_YOUR GOAL_
Find each line in the listing below that contains the string "item", and copy those lines out in full.

_DATASET EXCERPTS_
______________________________

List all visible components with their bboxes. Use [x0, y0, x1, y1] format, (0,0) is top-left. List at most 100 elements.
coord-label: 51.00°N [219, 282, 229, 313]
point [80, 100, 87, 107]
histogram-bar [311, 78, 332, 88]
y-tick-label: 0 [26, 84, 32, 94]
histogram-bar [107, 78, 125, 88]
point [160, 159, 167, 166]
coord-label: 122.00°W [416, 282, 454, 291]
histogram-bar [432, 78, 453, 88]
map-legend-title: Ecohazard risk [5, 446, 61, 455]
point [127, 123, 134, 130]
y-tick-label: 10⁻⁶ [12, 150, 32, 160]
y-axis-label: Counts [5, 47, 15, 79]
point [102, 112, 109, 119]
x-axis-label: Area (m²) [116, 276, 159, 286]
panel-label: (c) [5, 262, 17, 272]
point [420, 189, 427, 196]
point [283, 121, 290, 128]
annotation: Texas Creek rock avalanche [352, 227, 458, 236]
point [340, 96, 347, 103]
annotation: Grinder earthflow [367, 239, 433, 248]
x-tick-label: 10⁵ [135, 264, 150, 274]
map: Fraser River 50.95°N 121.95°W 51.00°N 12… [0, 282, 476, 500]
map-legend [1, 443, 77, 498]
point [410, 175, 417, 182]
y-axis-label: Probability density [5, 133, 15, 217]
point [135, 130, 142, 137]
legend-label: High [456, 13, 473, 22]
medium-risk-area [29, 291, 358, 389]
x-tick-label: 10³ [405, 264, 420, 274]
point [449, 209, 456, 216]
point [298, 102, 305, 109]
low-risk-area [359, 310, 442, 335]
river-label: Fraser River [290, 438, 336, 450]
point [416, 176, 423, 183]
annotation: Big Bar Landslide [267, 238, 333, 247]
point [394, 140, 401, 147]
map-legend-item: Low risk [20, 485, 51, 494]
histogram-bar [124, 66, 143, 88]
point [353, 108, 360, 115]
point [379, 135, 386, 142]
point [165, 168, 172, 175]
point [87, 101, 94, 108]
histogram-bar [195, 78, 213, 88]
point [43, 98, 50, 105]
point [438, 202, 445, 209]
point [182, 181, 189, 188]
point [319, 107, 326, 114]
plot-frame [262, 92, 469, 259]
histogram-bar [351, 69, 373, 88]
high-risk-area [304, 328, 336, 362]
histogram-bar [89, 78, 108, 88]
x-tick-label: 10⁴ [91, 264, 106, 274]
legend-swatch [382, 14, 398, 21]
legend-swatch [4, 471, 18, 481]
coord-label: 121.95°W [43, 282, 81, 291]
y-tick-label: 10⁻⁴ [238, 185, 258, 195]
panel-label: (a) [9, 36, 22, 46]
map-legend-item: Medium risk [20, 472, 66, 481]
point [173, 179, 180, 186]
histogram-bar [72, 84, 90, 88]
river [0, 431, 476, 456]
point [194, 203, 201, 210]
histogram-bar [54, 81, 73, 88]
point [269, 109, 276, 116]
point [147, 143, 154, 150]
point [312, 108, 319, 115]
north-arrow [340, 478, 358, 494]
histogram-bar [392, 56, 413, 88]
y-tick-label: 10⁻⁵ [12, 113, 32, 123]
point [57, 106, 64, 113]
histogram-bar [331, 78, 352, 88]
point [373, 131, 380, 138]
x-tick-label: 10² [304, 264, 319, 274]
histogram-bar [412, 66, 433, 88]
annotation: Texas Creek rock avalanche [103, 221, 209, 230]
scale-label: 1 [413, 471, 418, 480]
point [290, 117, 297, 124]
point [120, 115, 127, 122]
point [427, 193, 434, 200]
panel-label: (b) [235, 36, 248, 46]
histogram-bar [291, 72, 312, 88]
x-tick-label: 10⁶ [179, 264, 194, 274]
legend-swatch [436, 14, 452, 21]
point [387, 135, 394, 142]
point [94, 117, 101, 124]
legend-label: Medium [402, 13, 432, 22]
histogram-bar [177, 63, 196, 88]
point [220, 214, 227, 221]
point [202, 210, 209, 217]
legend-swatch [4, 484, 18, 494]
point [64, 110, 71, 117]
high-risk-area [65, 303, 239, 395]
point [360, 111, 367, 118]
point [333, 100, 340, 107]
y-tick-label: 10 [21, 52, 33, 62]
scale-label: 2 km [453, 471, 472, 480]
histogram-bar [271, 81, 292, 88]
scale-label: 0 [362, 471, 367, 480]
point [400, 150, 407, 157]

______________________________

_TASK RESULT_
map-legend-item: Low risk [20, 485, 51, 494]
map-legend-item: Medium risk [20, 472, 66, 481]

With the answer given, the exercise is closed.